Short exercise:
The records below must be retyped exactly.

* Begin *

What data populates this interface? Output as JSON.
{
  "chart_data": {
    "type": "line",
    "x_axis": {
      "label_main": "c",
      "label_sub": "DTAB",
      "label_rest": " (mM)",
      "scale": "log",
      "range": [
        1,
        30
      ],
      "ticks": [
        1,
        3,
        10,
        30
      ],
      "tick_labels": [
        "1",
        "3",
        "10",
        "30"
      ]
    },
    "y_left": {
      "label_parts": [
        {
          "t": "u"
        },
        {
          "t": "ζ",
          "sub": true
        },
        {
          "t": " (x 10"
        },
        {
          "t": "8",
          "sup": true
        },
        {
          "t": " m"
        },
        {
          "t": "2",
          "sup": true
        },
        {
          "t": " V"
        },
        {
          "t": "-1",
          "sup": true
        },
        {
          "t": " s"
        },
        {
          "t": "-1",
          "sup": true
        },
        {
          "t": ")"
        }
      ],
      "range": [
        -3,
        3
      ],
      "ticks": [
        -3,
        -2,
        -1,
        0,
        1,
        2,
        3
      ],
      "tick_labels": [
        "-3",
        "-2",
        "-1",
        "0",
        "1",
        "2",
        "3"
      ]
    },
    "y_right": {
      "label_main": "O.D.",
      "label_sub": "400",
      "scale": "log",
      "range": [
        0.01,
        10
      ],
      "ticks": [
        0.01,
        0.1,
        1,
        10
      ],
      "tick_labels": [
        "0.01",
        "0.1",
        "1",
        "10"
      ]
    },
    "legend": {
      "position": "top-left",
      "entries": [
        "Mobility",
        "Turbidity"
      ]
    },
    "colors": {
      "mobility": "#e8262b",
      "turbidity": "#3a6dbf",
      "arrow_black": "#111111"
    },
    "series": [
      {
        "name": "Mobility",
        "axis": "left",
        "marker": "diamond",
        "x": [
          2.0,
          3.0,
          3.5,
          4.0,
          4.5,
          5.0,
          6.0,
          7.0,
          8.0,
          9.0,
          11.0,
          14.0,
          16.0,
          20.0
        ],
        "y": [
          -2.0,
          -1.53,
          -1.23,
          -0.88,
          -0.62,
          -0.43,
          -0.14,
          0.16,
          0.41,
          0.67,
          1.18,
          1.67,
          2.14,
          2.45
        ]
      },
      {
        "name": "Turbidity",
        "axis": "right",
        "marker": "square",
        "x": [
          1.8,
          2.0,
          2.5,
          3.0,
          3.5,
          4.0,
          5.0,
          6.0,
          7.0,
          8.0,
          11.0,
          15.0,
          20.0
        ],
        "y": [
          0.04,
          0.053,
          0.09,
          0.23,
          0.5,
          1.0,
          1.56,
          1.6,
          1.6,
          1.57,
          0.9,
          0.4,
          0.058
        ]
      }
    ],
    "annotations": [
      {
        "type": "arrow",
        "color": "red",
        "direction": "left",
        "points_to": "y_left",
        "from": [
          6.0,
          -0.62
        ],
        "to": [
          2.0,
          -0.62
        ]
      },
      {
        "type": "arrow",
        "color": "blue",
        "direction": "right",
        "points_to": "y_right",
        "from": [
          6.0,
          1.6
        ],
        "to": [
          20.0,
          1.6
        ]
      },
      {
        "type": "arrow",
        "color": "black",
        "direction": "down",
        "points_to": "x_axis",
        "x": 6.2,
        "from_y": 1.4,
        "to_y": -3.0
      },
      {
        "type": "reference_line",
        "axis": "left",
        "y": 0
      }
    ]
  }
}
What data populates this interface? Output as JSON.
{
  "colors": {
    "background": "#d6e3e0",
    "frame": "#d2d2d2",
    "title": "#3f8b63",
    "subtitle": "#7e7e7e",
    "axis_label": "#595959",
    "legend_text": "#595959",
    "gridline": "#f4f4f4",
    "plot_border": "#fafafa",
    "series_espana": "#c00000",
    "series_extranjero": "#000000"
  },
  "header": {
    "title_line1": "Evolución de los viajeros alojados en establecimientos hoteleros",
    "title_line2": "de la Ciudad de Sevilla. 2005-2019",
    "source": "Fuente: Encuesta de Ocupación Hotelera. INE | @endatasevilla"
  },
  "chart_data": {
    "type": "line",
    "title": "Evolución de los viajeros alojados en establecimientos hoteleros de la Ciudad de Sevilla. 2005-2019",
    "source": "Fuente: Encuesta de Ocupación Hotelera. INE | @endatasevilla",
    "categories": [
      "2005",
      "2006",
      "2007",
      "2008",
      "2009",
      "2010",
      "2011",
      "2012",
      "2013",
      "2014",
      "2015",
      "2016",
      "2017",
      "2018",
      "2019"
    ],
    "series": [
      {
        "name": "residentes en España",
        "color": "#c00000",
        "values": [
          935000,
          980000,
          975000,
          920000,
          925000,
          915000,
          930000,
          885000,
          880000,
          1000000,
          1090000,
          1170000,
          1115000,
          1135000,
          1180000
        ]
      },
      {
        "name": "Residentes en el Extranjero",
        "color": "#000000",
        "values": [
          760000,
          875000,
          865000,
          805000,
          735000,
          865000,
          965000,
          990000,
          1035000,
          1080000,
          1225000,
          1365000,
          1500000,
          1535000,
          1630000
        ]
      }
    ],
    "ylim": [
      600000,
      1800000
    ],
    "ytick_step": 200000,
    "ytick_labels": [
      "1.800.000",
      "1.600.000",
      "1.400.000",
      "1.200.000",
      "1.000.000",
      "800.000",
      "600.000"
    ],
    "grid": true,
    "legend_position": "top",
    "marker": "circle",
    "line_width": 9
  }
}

* End *

Right answer:
What data populates this interface? Output as JSON.
{
  "chart_data": {
    "type": "line",
    "x_axis": {
      "label_main": "c",
      "label_sub": "DTAB",
      "label_rest": " (mM)",
      "scale": "log",
      "range": [
        1,
        30
      ],
      "ticks": [
        1,
        3,
        10,
        30
      ],
      "tick_labels": [
        "1",
        "3",
        "10",
        "30"
      ]
    },
    "y_left": {
      "label_parts": [
        {
          "t": "u"
        },
        {
          "t": "ζ",
          "sub": true
        },
        {
          "t": " (x 10"
        },
        {
          "t": "8",
          "sup": true
        },
        {
          "t": " m"
        },
        {
          "t": "2",
          "sup": true
        },
        {
          "t": " V"
        },
        {
          "t": "-1",
          "sup": true
        },
        {
          "t": " s"
        },
        {
          "t": "-1",
          "sup": true
        },
        {
          "t": ")"
        }
      ],
      "range": [
        -3,
        3
      ],
      "ticks": [
        -3,
        -2,
        -1,
        0,
        1,
        2,
        3
      ],
      "tick_labels": [
        "-3",
        "-2",
        "-1",
        "0",
        "1",
        "2",
        "3"
      ]
    },
    "y_right": {
      "label_main": "O.D.",
      "label_sub": "400",
      "scale": "log",
      "range": [
        0.01,
        10
      ],
      "ticks": [
        0.01,
        0.1,
        1,
        10
      ],
      "tick_labels": [
        "0.01",
        "0.1",
        "1",
        "10"
      ]
    },
    "legend": {
      "position": "top-left",
      "entries": [
        "Mobility",
        "Turbidity"
      ]
    },
    "colors": {
      "mobility": "#e8262b",
      "turbidity": "#3a6dbf",
      "arrow_black": "#111111"
    },
    "series": [
      {
        "name": "Mobility",
        "axis": "left",
        "marker": "diamond",
        "x": [
          2.0,
          3.0,
          3.5,
          4.0,
          4.5,
          5.0,
          6.0,
          7.0,
          8.0,
          9.0,
          11.0,
          14.0,
          16.0,
          20.0
        ],
        "y": [
          -2.0,
          -1.53,
          -1.23,
          -0.88,
          -0.62,
          -0.43,
          -0.14,
          0.16,
          0.41,
          0.67,
          1.18,
          1.67,
          2.14,
          2.45
        ]
      },
      {
        "name": "Turbidity",
        "axis": "right",
        "marker": "square",
        "x": [
          1.8,
          2.0,
          2.5,
          3.0,
          3.5,
          4.0,
          5.0,
          6.0,
          7.0,
          8.0,
          11.0,
          15.0,
          20.0
        ],
        "y": [
          0.04,
          0.053,
          0.09,
          0.23,
          0.5,
          1.0,
          1.56,
          1.6,
          1.6,
          1.57,
          0.9,
          0.4,
          0.058
        ]
      }
    ],
    "annotations": [
      {
        "type": "arrow",
        "color": "red",
        "direction": "left",
        "points_to": "y_left",
        "from": [
          6.0,
          -0.62
        ],
        "to": [
          2.0,
          -0.62
        ]
      },
      {
        "type": "arrow",
        "color": "blue",
        "direction": "right",
        "points_to": "y_right",
        "from": [
          6.0,
          1.6
        ],
        "to": [
          20.0,
          1.6
        ]
      },
      {
        "type": "arrow",
        "color": "black",
        "direction": "down",
        "points_to": "x_axis",
        "x": 6.2,
        "from_y": 1.4,
        "to_y": -3.0
      },
      {
        "type": "reference_line",
        "axis": "left",
        "y": 0
      }
    ]
  }
}
What data populates this interface? Output as JSON.
{
  "colors": {
    "background": "#d6e3e0",
    "frame": "#d2d2d2",
    "title": "#3f8b63",
    "subtitle": "#7e7e7e",
    "axis_label": "#595959",
    "legend_text": "#595959",
    "gridline": "#f4f4f4",
    "plot_border": "#fafafa",
    "series_espana": "#c00000",
    "series_extranjero": "#000000"
  },
  "header": {
    "title_line1": "Evolución de los viajeros alojados en establecimientos hoteleros",
    "title_line2": "de la Ciudad de Sevilla. 2005-2019",
    "source": "Fuente: Encuesta de Ocupación Hotelera. INE | @endatasevilla"
  },
  "chart_data": {
    "type": "line",
    "title": "Evolución de los viajeros alojados en establecimientos hoteleros de la Ciudad de Sevilla. 2005-2019",
    "source": "Fuente: Encuesta de Ocupación Hotelera. INE | @endatasevilla",
    "categories": [
      "2005",
      "2006",
      "2007",
      "2008",
      "2009",
      "2010",
      "2011",
      "2012",
      "2013",
      "2014",
      "2015",
      "2016",
      "2017",
      "2018",
      "2019"
    ],
    "series": [
      {
        "name": "residentes en España",
        "color": "#c00000",
        "values": [
          935000,
          980000,
          975000,
          920000,
          925000,
          915000,
          930000,
          885000,
          880000,
          1000000,
          1090000,
          1170000,
          1115000,
          1135000,
          1180000
        ]
      },
      {
        "name": "Residentes en el Extranjero",
        "color": "#000000",
        "values": [
          760000,
          875000,
          865000,
          805000,
          735000,
          865000,
          965000,
          990000,
          1035000,
          1080000,
          1225000,
          1365000,
          1500000,
          1535000,
          1630000
        ]
      }
    ],
    "ylim": [
      600000,
      1800000
    ],
    "ytick_step": 200000,
    "ytick_labels": [
      "1.800.000",
      "1.600.000",
      "1.400.000",
      "1.200.000",
      "1.000.000",
      "800.000",
      "600.000"
    ],
    "grid": true,
    "legend_position": "top",
    "marker": "circle",
    "line_width": 9
  }
}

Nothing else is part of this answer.